WHAT THE TASK ASKS — Check each line of the records for "第一级质谱"; collect those that have it.

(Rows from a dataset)
_ _ _

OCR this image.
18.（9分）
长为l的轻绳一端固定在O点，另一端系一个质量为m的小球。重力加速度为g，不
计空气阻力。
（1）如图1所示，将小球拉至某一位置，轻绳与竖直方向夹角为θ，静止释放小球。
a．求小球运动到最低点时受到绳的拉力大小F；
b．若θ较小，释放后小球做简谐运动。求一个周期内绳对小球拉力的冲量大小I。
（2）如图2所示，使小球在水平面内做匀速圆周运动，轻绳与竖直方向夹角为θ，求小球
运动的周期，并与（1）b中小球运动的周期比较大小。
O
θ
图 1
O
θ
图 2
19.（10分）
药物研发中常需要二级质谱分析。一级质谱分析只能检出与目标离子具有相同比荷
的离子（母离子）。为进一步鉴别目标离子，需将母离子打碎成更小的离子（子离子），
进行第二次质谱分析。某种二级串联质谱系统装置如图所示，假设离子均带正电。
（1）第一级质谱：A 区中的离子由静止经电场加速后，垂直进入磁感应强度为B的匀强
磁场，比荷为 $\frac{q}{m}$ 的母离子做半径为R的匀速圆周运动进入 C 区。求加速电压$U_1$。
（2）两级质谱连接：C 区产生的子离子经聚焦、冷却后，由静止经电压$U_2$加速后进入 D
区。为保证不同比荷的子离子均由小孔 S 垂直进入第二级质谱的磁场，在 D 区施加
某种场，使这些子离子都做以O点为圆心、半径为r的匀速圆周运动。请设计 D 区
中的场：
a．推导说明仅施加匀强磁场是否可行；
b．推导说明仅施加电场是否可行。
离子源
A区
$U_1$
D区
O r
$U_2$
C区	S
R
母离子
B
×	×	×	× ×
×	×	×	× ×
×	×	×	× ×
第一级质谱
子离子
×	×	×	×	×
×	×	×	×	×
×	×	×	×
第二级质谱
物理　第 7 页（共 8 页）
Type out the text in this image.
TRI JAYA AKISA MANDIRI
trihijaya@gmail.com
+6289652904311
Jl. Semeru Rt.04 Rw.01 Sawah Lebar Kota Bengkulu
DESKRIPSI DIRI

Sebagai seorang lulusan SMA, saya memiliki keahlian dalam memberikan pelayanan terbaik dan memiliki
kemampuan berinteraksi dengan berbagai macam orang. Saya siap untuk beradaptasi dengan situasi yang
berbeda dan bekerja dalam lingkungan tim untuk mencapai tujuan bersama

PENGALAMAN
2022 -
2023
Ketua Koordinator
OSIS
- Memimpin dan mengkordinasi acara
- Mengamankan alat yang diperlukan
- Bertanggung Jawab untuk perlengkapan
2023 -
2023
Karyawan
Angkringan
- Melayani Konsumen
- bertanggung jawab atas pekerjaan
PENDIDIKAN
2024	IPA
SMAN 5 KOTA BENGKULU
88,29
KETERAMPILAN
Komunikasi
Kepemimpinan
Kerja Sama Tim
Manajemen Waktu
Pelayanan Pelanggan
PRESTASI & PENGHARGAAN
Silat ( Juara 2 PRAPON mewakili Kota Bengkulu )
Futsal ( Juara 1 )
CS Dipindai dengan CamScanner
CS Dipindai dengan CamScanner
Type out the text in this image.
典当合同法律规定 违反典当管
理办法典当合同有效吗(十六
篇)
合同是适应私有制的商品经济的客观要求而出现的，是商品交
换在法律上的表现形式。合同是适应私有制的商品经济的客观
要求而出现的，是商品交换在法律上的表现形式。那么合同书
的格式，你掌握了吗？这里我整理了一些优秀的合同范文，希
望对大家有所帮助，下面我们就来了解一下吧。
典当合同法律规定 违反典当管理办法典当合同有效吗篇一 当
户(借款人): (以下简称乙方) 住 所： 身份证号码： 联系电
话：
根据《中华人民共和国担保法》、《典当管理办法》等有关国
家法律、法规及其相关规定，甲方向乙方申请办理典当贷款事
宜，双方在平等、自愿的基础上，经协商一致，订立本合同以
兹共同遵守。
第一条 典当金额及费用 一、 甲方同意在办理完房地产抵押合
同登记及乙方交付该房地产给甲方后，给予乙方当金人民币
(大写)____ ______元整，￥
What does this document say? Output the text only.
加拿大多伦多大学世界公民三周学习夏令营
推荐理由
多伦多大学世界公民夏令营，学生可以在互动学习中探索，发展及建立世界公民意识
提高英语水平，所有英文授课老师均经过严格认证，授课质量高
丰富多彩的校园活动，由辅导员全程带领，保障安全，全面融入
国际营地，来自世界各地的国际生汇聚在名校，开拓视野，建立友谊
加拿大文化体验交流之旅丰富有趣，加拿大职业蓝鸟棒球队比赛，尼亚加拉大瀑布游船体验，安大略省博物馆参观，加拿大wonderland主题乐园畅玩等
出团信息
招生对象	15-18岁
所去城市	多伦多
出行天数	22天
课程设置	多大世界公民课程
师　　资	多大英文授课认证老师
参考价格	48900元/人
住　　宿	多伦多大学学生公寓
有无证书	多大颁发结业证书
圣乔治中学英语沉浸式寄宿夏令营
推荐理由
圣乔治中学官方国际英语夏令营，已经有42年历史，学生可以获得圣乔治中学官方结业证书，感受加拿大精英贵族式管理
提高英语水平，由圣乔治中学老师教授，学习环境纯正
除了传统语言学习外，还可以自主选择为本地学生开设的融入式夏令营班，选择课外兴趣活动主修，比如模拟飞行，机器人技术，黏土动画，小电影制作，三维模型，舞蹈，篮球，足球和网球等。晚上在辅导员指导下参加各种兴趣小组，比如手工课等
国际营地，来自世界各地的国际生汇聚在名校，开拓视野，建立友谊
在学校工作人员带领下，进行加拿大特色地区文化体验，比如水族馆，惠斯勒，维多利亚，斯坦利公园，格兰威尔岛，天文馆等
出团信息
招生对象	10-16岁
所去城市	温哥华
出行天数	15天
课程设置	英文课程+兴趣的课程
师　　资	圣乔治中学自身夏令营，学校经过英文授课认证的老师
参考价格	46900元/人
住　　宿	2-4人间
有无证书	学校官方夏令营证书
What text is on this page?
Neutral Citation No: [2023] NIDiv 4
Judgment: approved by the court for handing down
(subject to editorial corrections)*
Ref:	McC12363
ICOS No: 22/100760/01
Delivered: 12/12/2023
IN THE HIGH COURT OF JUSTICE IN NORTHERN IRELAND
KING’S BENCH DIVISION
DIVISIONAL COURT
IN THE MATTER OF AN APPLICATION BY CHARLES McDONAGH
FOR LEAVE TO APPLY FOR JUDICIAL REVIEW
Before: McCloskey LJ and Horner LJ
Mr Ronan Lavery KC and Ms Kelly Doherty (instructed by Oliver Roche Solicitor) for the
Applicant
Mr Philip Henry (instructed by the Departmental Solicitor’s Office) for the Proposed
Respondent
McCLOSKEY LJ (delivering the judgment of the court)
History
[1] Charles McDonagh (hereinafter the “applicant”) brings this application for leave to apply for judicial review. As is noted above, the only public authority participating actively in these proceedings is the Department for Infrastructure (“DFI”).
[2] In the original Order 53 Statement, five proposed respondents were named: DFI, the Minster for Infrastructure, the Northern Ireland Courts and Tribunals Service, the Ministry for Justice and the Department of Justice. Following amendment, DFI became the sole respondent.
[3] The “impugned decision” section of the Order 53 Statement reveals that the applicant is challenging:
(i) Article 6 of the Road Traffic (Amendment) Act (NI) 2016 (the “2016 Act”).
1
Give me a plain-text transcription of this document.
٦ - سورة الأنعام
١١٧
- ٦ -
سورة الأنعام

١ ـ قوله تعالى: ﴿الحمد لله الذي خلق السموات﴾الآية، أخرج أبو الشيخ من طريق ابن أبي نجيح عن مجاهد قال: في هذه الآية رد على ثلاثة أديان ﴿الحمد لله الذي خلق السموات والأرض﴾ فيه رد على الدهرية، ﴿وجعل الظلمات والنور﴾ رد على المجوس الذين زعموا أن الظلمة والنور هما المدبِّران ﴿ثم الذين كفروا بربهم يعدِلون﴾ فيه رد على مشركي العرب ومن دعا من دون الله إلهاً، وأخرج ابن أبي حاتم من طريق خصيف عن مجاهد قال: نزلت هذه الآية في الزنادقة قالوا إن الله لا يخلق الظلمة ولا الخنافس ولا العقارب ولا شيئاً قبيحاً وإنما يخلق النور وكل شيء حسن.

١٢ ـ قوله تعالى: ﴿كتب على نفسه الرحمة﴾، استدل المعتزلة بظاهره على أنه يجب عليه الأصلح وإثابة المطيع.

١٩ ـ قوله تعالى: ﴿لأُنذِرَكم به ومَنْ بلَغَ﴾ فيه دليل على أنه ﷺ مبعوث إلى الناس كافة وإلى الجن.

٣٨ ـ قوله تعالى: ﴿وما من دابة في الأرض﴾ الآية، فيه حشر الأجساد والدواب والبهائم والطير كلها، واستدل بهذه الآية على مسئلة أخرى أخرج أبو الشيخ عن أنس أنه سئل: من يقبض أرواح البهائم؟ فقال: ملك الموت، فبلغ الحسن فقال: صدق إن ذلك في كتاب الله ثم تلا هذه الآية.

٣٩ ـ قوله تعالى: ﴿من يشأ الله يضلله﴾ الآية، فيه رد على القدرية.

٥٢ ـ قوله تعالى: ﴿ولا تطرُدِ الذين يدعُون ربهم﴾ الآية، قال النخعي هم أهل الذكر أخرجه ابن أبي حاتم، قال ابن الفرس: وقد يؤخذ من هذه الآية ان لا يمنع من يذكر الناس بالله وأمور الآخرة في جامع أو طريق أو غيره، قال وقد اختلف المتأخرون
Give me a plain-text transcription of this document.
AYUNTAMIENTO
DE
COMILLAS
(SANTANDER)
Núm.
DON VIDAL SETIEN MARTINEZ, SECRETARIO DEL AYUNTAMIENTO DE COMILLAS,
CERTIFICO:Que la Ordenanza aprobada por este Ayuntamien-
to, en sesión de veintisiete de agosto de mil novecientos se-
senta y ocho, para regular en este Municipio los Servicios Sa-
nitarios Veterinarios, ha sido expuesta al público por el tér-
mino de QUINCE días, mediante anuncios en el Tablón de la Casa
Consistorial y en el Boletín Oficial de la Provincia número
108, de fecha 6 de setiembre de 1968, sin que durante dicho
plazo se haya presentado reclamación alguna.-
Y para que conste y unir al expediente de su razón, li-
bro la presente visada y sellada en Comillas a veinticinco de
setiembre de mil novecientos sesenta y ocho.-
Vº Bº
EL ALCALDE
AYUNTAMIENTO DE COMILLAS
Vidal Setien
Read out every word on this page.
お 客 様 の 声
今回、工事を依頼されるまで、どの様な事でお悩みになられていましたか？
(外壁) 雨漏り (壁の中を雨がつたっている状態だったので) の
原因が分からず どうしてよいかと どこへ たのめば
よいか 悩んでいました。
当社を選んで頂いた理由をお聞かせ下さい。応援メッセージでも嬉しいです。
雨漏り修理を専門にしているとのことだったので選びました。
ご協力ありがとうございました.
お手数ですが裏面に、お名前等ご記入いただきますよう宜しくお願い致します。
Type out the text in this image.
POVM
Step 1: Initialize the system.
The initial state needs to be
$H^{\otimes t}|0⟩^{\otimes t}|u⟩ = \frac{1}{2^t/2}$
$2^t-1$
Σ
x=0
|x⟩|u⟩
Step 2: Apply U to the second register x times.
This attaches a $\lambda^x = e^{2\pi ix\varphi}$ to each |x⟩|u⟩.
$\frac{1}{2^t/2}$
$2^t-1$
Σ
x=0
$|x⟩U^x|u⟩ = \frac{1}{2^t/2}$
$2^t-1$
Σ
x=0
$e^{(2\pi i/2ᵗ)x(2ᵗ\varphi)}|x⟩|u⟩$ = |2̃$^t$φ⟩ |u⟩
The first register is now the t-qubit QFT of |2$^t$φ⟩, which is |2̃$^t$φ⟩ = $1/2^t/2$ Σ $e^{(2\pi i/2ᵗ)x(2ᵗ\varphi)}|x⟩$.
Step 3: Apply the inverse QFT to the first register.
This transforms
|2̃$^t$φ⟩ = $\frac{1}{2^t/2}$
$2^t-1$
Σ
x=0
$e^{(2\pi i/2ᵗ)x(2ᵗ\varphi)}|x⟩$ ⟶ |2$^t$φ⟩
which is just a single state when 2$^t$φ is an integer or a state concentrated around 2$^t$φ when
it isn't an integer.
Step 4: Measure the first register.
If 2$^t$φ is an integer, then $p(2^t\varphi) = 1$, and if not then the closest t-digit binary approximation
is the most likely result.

_ _ _

ANSWER —
（1）第一级质谱：A 区中的离子由静止经电场加速后，垂直进入磁感应强度为B的匀强
第一级质谱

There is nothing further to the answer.